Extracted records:
►

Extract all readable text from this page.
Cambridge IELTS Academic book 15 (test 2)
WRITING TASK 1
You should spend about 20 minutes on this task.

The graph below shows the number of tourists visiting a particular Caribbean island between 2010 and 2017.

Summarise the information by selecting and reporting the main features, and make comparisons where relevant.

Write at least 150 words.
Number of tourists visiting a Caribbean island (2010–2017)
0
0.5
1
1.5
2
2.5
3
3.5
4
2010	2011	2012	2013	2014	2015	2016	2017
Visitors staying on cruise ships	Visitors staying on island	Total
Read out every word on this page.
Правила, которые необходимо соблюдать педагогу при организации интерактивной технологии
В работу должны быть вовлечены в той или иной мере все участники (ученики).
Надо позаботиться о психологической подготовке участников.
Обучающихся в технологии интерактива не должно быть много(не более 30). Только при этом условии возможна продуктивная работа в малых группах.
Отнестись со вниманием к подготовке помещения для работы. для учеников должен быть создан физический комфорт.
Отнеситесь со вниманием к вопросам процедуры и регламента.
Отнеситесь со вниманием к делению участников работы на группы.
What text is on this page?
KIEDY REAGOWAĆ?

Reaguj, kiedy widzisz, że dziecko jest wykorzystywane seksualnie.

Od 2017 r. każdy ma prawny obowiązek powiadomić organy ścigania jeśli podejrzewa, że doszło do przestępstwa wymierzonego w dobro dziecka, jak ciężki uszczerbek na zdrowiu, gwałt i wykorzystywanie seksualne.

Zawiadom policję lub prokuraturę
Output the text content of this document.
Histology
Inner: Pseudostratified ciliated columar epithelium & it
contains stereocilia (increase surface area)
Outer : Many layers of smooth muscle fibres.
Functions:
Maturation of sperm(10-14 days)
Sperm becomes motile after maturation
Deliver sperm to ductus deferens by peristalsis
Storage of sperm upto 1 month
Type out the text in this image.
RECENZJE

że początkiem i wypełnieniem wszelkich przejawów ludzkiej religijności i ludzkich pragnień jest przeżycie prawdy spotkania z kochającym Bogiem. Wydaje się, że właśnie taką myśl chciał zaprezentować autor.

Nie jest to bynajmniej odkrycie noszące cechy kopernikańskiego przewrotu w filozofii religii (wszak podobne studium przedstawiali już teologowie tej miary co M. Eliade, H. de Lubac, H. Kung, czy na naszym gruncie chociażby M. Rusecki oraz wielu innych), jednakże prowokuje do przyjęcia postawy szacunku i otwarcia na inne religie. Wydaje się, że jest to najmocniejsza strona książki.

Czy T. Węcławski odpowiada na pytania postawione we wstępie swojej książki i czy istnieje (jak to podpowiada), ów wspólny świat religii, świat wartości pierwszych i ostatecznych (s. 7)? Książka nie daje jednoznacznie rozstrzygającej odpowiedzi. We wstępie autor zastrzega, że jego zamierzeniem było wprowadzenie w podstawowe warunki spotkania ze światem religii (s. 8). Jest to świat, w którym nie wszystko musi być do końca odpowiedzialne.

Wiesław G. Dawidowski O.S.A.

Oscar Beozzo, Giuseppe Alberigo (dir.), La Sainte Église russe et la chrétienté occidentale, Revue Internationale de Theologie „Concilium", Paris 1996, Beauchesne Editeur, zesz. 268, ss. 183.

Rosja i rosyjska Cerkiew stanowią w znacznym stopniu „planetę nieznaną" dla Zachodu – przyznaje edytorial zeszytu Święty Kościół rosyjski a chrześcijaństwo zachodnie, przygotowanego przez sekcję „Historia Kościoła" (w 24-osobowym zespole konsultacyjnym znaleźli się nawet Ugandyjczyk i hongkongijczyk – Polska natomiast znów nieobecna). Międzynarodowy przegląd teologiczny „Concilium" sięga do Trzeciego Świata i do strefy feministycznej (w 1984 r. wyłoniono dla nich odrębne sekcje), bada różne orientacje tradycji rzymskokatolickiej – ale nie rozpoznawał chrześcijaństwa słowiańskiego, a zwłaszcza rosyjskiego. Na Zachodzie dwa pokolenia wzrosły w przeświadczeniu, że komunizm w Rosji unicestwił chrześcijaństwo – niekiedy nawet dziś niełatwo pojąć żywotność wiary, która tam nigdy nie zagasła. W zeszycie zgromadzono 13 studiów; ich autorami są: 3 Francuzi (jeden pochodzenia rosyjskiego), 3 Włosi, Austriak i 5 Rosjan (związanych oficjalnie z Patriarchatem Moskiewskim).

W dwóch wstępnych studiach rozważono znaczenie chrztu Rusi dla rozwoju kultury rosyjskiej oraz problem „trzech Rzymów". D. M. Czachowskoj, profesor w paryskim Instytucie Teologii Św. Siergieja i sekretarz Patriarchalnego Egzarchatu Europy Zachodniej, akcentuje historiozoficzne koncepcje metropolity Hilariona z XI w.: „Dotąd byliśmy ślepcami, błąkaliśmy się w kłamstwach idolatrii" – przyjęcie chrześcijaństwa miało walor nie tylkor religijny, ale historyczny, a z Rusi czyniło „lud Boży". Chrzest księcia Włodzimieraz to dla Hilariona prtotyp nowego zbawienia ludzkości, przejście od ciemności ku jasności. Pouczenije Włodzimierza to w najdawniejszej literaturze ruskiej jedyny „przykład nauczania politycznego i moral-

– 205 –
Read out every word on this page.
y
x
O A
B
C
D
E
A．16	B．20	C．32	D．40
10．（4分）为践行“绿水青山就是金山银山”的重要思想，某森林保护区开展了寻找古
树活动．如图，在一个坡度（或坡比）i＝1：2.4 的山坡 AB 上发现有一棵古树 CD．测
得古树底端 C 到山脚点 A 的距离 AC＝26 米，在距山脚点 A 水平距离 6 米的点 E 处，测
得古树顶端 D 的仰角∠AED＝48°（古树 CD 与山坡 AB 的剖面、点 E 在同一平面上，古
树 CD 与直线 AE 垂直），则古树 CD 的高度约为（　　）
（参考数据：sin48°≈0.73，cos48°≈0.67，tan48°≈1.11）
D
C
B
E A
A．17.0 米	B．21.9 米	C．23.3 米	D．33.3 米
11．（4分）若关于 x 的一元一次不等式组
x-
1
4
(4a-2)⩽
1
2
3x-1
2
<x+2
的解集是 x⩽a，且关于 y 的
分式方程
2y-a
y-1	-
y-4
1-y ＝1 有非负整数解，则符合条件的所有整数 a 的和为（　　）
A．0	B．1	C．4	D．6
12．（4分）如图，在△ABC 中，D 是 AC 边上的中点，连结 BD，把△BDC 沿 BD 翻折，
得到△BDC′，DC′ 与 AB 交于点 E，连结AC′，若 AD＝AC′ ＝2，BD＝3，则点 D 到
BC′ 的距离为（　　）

◄

To do.
Identify the lines above that contain the word "island", then copy them.

Response.
The graph below shows the number of tourists visiting a particular Caribbean island between 2010 and 2017.
Number of tourists visiting a Caribbean island (2010–2017)
Visitors staying on cruise ships	Visitors staying on island	Total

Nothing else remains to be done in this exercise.